§ **EXCERPTED RECORDS**:
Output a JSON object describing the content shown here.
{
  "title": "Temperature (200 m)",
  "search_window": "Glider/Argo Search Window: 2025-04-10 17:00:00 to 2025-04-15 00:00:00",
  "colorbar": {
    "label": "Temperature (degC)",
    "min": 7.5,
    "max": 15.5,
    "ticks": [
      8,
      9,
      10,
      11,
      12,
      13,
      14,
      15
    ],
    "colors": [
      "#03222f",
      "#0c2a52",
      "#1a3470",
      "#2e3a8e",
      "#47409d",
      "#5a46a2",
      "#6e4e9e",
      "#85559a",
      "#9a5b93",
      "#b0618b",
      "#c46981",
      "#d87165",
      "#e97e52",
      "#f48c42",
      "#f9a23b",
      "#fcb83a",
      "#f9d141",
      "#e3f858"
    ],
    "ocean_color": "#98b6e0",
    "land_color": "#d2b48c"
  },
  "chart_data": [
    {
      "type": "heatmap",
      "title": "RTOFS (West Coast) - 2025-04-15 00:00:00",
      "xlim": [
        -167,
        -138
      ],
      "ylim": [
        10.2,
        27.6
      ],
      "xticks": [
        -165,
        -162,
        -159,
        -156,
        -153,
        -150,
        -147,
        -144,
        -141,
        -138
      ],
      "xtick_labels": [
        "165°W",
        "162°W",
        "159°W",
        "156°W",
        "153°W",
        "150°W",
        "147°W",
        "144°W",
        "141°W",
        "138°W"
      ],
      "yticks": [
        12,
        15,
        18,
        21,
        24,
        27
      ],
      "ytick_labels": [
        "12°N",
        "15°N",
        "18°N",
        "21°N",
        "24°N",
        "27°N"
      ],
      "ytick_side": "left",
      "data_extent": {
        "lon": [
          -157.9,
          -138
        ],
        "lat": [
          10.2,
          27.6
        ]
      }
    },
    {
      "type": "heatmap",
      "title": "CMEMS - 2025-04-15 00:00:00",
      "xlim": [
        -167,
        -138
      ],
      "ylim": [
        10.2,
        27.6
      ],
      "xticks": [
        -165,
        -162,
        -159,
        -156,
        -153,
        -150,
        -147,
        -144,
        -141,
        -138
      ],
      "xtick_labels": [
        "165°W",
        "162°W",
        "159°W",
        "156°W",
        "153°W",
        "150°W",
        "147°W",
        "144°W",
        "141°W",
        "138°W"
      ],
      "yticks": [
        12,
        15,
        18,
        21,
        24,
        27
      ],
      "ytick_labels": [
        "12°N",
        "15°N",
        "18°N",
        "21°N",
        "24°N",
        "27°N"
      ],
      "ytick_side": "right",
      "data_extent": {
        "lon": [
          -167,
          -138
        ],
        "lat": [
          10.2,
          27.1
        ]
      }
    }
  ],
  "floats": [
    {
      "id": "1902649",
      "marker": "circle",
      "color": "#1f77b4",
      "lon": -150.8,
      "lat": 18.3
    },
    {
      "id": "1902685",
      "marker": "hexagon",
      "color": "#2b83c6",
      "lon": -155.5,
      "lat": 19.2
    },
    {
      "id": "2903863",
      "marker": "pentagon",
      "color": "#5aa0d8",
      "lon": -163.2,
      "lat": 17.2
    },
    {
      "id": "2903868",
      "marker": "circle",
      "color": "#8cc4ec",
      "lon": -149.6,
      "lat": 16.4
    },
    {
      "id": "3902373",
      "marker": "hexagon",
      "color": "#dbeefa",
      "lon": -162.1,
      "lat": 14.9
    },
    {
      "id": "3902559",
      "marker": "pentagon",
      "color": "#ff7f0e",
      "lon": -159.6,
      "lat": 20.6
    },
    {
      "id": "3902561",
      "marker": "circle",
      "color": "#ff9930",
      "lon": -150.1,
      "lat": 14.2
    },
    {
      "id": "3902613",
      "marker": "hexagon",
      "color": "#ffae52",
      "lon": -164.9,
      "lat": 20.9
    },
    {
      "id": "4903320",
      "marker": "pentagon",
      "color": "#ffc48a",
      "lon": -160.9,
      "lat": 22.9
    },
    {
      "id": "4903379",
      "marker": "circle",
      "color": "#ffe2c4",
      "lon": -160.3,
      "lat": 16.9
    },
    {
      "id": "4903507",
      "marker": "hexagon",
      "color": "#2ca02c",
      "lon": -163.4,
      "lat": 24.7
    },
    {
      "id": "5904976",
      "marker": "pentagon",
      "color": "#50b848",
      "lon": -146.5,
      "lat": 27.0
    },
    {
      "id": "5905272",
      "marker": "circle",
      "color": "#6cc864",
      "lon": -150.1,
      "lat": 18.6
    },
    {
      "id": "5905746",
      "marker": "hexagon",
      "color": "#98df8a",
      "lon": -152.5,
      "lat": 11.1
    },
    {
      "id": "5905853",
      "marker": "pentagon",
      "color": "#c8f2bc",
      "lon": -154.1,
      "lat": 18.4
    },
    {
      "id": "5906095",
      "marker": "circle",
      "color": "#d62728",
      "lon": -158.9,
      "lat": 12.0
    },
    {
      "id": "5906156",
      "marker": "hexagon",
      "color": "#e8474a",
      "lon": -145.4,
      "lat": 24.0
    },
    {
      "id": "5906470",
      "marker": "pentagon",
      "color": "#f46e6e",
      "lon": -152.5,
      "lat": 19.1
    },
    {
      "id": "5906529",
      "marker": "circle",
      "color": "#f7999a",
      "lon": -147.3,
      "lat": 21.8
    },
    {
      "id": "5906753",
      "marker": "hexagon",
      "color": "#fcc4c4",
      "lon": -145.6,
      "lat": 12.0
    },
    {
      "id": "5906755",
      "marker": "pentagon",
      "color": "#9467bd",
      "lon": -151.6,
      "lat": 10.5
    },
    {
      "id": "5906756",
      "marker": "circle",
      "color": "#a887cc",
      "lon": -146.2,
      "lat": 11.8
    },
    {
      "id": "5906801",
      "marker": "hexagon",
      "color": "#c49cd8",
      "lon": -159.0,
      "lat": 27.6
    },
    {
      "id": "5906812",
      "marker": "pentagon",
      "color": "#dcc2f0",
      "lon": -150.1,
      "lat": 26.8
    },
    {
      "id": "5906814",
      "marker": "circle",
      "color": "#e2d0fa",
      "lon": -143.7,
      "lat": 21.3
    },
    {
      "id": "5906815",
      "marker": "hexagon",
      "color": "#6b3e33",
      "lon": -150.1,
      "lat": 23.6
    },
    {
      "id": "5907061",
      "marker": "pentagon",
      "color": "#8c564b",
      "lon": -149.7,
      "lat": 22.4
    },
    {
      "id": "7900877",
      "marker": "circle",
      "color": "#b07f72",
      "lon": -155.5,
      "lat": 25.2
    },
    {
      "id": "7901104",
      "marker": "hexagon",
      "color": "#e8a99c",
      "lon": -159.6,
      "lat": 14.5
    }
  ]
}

§ **WORK TO DO**: Quote all of the entries verbatim.

§ **RESULT OF THE TASK**:
Output a JSON object describing the content shown here.
{
  "title": "Temperature (200 m)",
  "search_window": "Glider/Argo Search Window: 2025-04-10 17:00:00 to 2025-04-15 00:00:00",
  "colorbar": {
    "label": "Temperature (degC)",
    "min": 7.5,
    "max": 15.5,
    "ticks": [
      8,
      9,
      10,
      11,
      12,
      13,
      14,
      15
    ],
    "colors": [
      "#03222f",
      "#0c2a52",
      "#1a3470",
      "#2e3a8e",
      "#47409d",
      "#5a46a2",
      "#6e4e9e",
      "#85559a",
      "#9a5b93",
      "#b0618b",
      "#c46981",
      "#d87165",
      "#e97e52",
      "#f48c42",
      "#f9a23b",
      "#fcb83a",
      "#f9d141",
      "#e3f858"
    ],
    "ocean_color": "#98b6e0",
    "land_color": "#d2b48c"
  },
  "chart_data": [
    {
      "type": "heatmap",
      "title": "RTOFS (West Coast) - 2025-04-15 00:00:00",
      "xlim": [
        -167,
        -138
      ],
      "ylim": [
        10.2,
        27.6
      ],
      "xticks": [
        -165,
        -162,
        -159,
        -156,
        -153,
        -150,
        -147,
        -144,
        -141,
        -138
      ],
      "xtick_labels": [
        "165°W",
        "162°W",
        "159°W",
        "156°W",
        "153°W",
        "150°W",
        "147°W",
        "144°W",
        "141°W",
        "138°W"
      ],
      "yticks": [
        12,
        15,
        18,
        21,
        24,
        27
      ],
      "ytick_labels": [
        "12°N",
        "15°N",
        "18°N",
        "21°N",
        "24°N",
        "27°N"
      ],
      "ytick_side": "left",
      "data_extent": {
        "lon": [
          -157.9,
          -138
        ],
        "lat": [
          10.2,
          27.6
        ]
      }
    },
    {
      "type": "heatmap",
      "title": "CMEMS - 2025-04-15 00:00:00",
      "xlim": [
        -167,
        -138
      ],
      "ylim": [
        10.2,
        27.6
      ],
      "xticks": [
        -165,
        -162,
        -159,
        -156,
        -153,
        -150,
        -147,
        -144,
        -141,
        -138
      ],
      "xtick_labels": [
        "165°W",
        "162°W",
        "159°W",
        "156°W",
        "153°W",
        "150°W",
        "147°W",
        "144°W",
        "141°W",
        "138°W"
      ],
      "yticks": [
        12,
        15,
        18,
        21,
        24,
        27
      ],
      "ytick_labels": [
        "12°N",
        "15°N",
        "18°N",
        "21°N",
        "24°N",
        "27°N"
      ],
      "ytick_side": "right",
      "data_extent": {
        "lon": [
          -167,
          -138
        ],
        "lat": [
          10.2,
          27.1
        ]
      }
    }
  ],
  "floats": [
    {
      "id": "1902649",
      "marker": "circle",
      "color": "#1f77b4",
      "lon": -150.8,
      "lat": 18.3
    },
    {
      "id": "1902685",
      "marker": "hexagon",
      "color": "#2b83c6",
      "lon": -155.5,
      "lat": 19.2
    },
    {
      "id": "2903863",
      "marker": "pentagon",
      "color": "#5aa0d8",
      "lon": -163.2,
      "lat": 17.2
    },
    {
      "id": "2903868",
      "marker": "circle",
      "color": "#8cc4ec",
      "lon": -149.6,
      "lat": 16.4
    },
    {
      "id": "3902373",
      "marker": "hexagon",
      "color": "#dbeefa",
      "lon": -162.1,
      "lat": 14.9
    },
    {
      "id": "3902559",
      "marker": "pentagon",
      "color": "#ff7f0e",
      "lon": -159.6,
      "lat": 20.6
    },
    {
      "id": "3902561",
      "marker": "circle",
      "color": "#ff9930",
      "lon": -150.1,
      "lat": 14.2
    },
    {
      "id": "3902613",
      "marker": "hexagon",
      "color": "#ffae52",
      "lon": -164.9,
      "lat": 20.9
    },
    {
      "id": "4903320",
      "marker": "pentagon",
      "color": "#ffc48a",
      "lon": -160.9,
      "lat": 22.9
    },
    {
      "id": "4903379",
      "marker": "circle",
      "color": "#ffe2c4",
      "lon": -160.3,
      "lat": 16.9
    },
    {
      "id": "4903507",
      "marker": "hexagon",
      "color": "#2ca02c",
      "lon": -163.4,
      "lat": 24.7
    },
    {
      "id": "5904976",
      "marker": "pentagon",
      "color": "#50b848",
      "lon": -146.5,
      "lat": 27.0
    },
    {
      "id": "5905272",
      "marker": "circle",
      "color": "#6cc864",
      "lon": -150.1,
      "lat": 18.6
    },
    {
      "id": "5905746",
      "marker": "hexagon",
      "color": "#98df8a",
      "lon": -152.5,
      "lat": 11.1
    },
    {
      "id": "5905853",
      "marker": "pentagon",
      "color": "#c8f2bc",
      "lon": -154.1,
      "lat": 18.4
    },
    {
      "id": "5906095",
      "marker": "circle",
      "color": "#d62728",
      "lon": -158.9,
      "lat": 12.0
    },
    {
      "id": "5906156",
      "marker": "hexagon",
      "color": "#e8474a",
      "lon": -145.4,
      "lat": 24.0
    },
    {
      "id": "5906470",
      "marker": "pentagon",
      "color": "#f46e6e",
      "lon": -152.5,
      "lat": 19.1
    },
    {
      "id": "5906529",
      "marker": "circle",
      "color": "#f7999a",
      "lon": -147.3,
      "lat": 21.8
    },
    {
      "id": "5906753",
      "marker": "hexagon",
      "color": "#fcc4c4",
      "lon": -145.6,
      "lat": 12.0
    },
    {
      "id": "5906755",
      "marker": "pentagon",
      "color": "#9467bd",
      "lon": -151.6,
      "lat": 10.5
    },
    {
      "id": "5906756",
      "marker": "circle",
      "color": "#a887cc",
      "lon": -146.2,
      "lat": 11.8
    },
    {
      "id": "5906801",
      "marker": "hexagon",
      "color": "#c49cd8",
      "lon": -159.0,
      "lat": 27.6
    },
    {
      "id": "5906812",
      "marker": "pentagon",
      "color": "#dcc2f0",
      "lon": -150.1,
      "lat": 26.8
    },
    {
      "id": "5906814",
      "marker": "circle",
      "color": "#e2d0fa",
      "lon": -143.7,
      "lat": 21.3
    },
    {
      "id": "5906815",
      "marker": "hexagon",
      "color": "#6b3e33",
      "lon": -150.1,
      "lat": 23.6
    },
    {
      "id": "5907061",
      "marker": "pentagon",
      "color": "#8c564b",
      "lon": -149.7,
      "lat": 22.4
    },
    {
      "id": "7900877",
      "marker": "circle",
      "color": "#b07f72",
      "lon": -155.5,
      "lat": 25.2
    },
    {
      "id": "7901104",
      "marker": "hexagon",
      "color": "#e8a99c",
      "lon": -159.6,
      "lat": 14.5
    }
  ]
}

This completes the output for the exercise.